**Request**.
Pictures do not belong in the copy, so please give every entry below again exactly.

— START —

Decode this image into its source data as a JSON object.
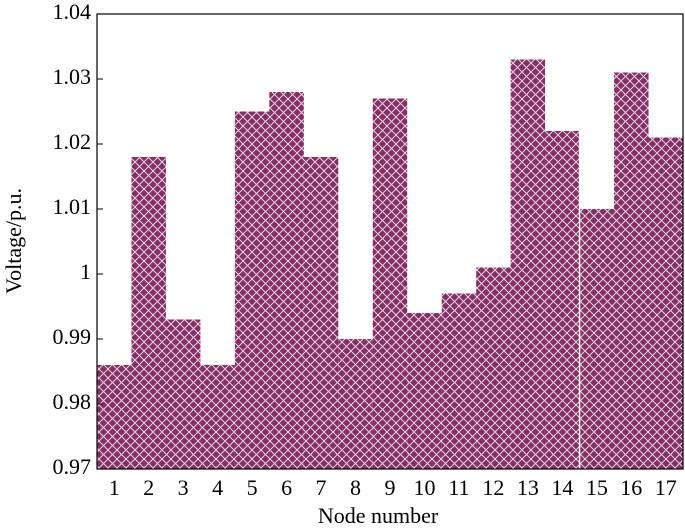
{
  "chart_data": {
    "type": "bar",
    "xlabel": "Node number",
    "ylabel": "Voltage/p.u.",
    "categories": [
      "1",
      "2",
      "3",
      "4",
      "5",
      "6",
      "7",
      "8",
      "9",
      "10",
      "11",
      "12",
      "13",
      "14",
      "15",
      "16",
      "17"
    ],
    "values": [
      0.986,
      1.018,
      0.993,
      0.986,
      1.025,
      1.028,
      1.018,
      0.99,
      1.027,
      0.994,
      0.997,
      1.001,
      1.033,
      1.022,
      1.01,
      1.031,
      1.021
    ],
    "color": "#8b2b5e",
    "ylim": [
      0.97,
      1.04
    ],
    "yticks": [
      0.97,
      0.98,
      0.99,
      1,
      1.01,
      1.02,
      1.03,
      1.04
    ]
  }
}
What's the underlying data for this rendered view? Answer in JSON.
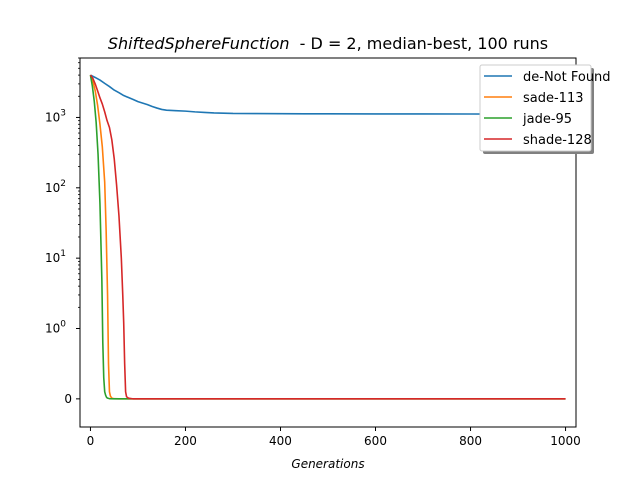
{
  "chart_data": {
    "type": "line",
    "title_italic": "ShiftedSphereFunction",
    "title_rest": "  - D = 2, median-best, 100 runs",
    "xlabel": "Generations",
    "ylabel": "",
    "xlim": [
      -22,
      1022
    ],
    "xticks": [
      0,
      200,
      400,
      600,
      800,
      1000
    ],
    "xtick_labels": [
      "0",
      "200",
      "400",
      "600",
      "800",
      "1000"
    ],
    "y_scale": "symlog",
    "y_linthresh": 1,
    "ylim": [
      -0.4,
      7000
    ],
    "yticks": [
      0,
      1,
      10,
      100,
      1000
    ],
    "ytick_labels": [
      "0",
      "10^0",
      "10^1",
      "10^2",
      "10^3"
    ],
    "grid": false,
    "legend_position": "top-right",
    "series": [
      {
        "name": "de-Not Found",
        "color": "#1f77b4",
        "x": [
          0,
          10,
          20,
          30,
          40,
          50,
          60,
          70,
          80,
          90,
          100,
          110,
          120,
          130,
          140,
          150,
          160,
          180,
          200,
          220,
          240,
          260,
          300,
          350,
          400,
          450,
          480,
          500,
          600,
          700,
          800,
          850,
          900,
          1000
        ],
        "y": [
          4000,
          3700,
          3400,
          3050,
          2750,
          2450,
          2250,
          2050,
          1920,
          1800,
          1680,
          1600,
          1520,
          1430,
          1360,
          1300,
          1270,
          1250,
          1230,
          1200,
          1180,
          1160,
          1140,
          1135,
          1130,
          1128,
          1127,
          1125,
          1123,
          1122,
          1120,
          1118,
          1112,
          1110
        ]
      },
      {
        "name": "sade-113",
        "color": "#ff7f0e",
        "x": [
          0,
          5,
          10,
          15,
          20,
          25,
          30,
          33,
          36,
          38,
          40,
          42,
          45,
          50,
          60,
          80,
          113,
          200,
          400,
          600,
          800,
          1000
        ],
        "y": [
          4000,
          3300,
          2400,
          1500,
          800,
          380,
          120,
          25,
          3,
          0.5,
          0.1,
          0.04,
          0.01,
          0.002,
          0,
          0,
          0,
          0,
          0,
          0,
          0,
          0
        ]
      },
      {
        "name": "jade-95",
        "color": "#2ca02c",
        "x": [
          0,
          4,
          8,
          12,
          16,
          20,
          24,
          26,
          28,
          30,
          32,
          34,
          36,
          40,
          50,
          70,
          95,
          200,
          400,
          600,
          800,
          1000
        ],
        "y": [
          4000,
          2800,
          1700,
          850,
          300,
          60,
          5,
          0.8,
          0.3,
          0.1,
          0.05,
          0.02,
          0.01,
          0.003,
          0,
          0,
          0,
          0,
          0,
          0,
          0,
          0
        ]
      },
      {
        "name": "shade-128",
        "color": "#d62728",
        "x": [
          0,
          5,
          10,
          15,
          20,
          25,
          30,
          35,
          40,
          45,
          50,
          55,
          60,
          65,
          68,
          70,
          72,
          74,
          76,
          80,
          90,
          128,
          200,
          400,
          600,
          800,
          1000
        ],
        "y": [
          4000,
          3600,
          3000,
          2400,
          1900,
          1550,
          1200,
          900,
          720,
          480,
          260,
          110,
          40,
          10,
          3,
          1.2,
          0.5,
          0.1,
          0.03,
          0.01,
          0,
          0,
          0,
          0,
          0,
          0,
          0
        ]
      }
    ]
  }
}
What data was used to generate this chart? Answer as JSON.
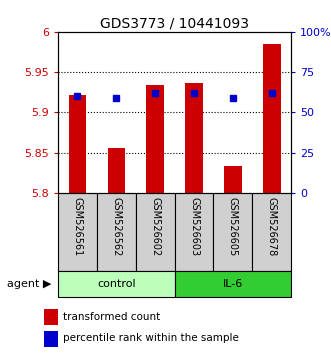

— END —

**Written response**.
Decode this image into its source data as a JSON object.
{
  "chart_data": {
    "type": "bar",
    "xlabel": "Node number",
    "ylabel": "Voltage/p.u.",
    "categories": [
      "1",
      "2",
      "3",
      "4",
      "5",
      "6",
      "7",
      "8",
      "9",
      "10",
      "11",
      "12",
      "13",
      "14",
      "15",
      "16",
      "17"
    ],
    "values": [
      0.986,
      1.018,
      0.993,
      0.986,
      1.025,
      1.028,
      1.018,
      0.99,
      1.027,
      0.994,
      0.997,
      1.001,
      1.033,
      1.022,
      1.01,
      1.031,
      1.021
    ],
    "color": "#8b2b5e",
    "ylim": [
      0.97,
      1.04
    ],
    "yticks": [
      0.97,
      0.98,
      0.99,
      1,
      1.01,
      1.02,
      1.03,
      1.04
    ]
  }
}
What's the underlying data for this rendered view? Answer in JSON.
{
  "chart_data": {
    "type": "line",
    "title_italic": "ShiftedSphereFunction",
    "title_rest": "  - D = 2, median-best, 100 runs",
    "xlabel": "Generations",
    "ylabel": "",
    "xlim": [
      -22,
      1022
    ],
    "xticks": [
      0,
      200,
      400,
      600,
      800,
      1000
    ],
    "xtick_labels": [
      "0",
      "200",
      "400",
      "600",
      "800",
      "1000"
    ],
    "y_scale": "symlog",
    "y_linthresh": 1,
    "ylim": [
      -0.4,
      7000
    ],
    "yticks": [
      0,
      1,
      10,
      100,
      1000
    ],
    "ytick_labels": [
      "0",
      "10^0",
      "10^1",
      "10^2",
      "10^3"
    ],
    "grid": false,
    "legend_position": "top-right",
    "series": [
      {
        "name": "de-Not Found",
        "color": "#1f77b4",
        "x": [
          0,
          10,
          20,
          30,
          40,
          50,
          60,
          70,
          80,
          90,
          100,
          110,
          120,
          130,
          140,
          150,
          160,
          180,
          200,
          220,
          240,
          260,
          300,
          350,
          400,
          450,
          480,
          500,
          600,
          700,
          800,
          850,
          900,
          1000
        ],
        "y": [
          4000,
          3700,
          3400,
          3050,
          2750,
          2450,
          2250,
          2050,
          1920,
          1800,
          1680,
          1600,
          1520,
          1430,
          1360,
          1300,
          1270,
          1250,
          1230,
          1200,
          1180,
          1160,
          1140,
          1135,
          1130,
          1128,
          1127,
          1125,
          1123,
          1122,
          1120,
          1118,
          1112,
          1110
        ]
      },
      {
        "name": "sade-113",
        "color": "#ff7f0e",
        "x": [
          0,
          5,
          10,
          15,
          20,
          25,
          30,
          33,
          36,
          38,
          40,
          42,
          45,
          50,
          60,
          80,
          113,
          200,
          400,
          600,
          800,
          1000
        ],
        "y": [
          4000,
          3300,
          2400,
          1500,
          800,
          380,
          120,
          25,
          3,
          0.5,
          0.1,
          0.04,
          0.01,
          0.002,
          0,
          0,
          0,
          0,
          0,
          0,
          0,
          0
        ]
      },
      {
        "name": "jade-95",
        "color": "#2ca02c",
        "x": [
          0,
          4,
          8,
          12,
          16,
          20,
          24,
          26,
          28,
          30,
          32,
          34,
          36,
          40,
          50,
          70,
          95,
          200,
          400,
          600,
          800,
          1000
        ],
        "y": [
          4000,
          2800,
          1700,
          850,
          300,
          60,
          5,
          0.8,
          0.3,
          0.1,
          0.05,
          0.02,
          0.01,
          0.003,
          0,
          0,
          0,
          0,
          0,
          0,
          0,
          0
        ]
      },
      {
        "name": "shade-128",
        "color": "#d62728",
        "x": [
          0,
          5,
          10,
          15,
          20,
          25,
          30,
          35,
          40,
          45,
          50,
          55,
          60,
          65,
          68,
          70,
          72,
          74,
          76,
          80,
          90,
          128,
          200,
          400,
          600,
          800,
          1000
        ],
        "y": [
          4000,
          3600,
          3000,
          2400,
          1900,
          1550,
          1200,
          900,
          720,
          480,
          260,
          110,
          40,
          10,
          3,
          1.2,
          0.5,
          0.1,
          0.03,
          0.01,
          0,
          0,
          0,
          0,
          0,
          0,
          0
        ]
      }
    ]
  }
}
What data was used to generate this chart? Answer as JSON.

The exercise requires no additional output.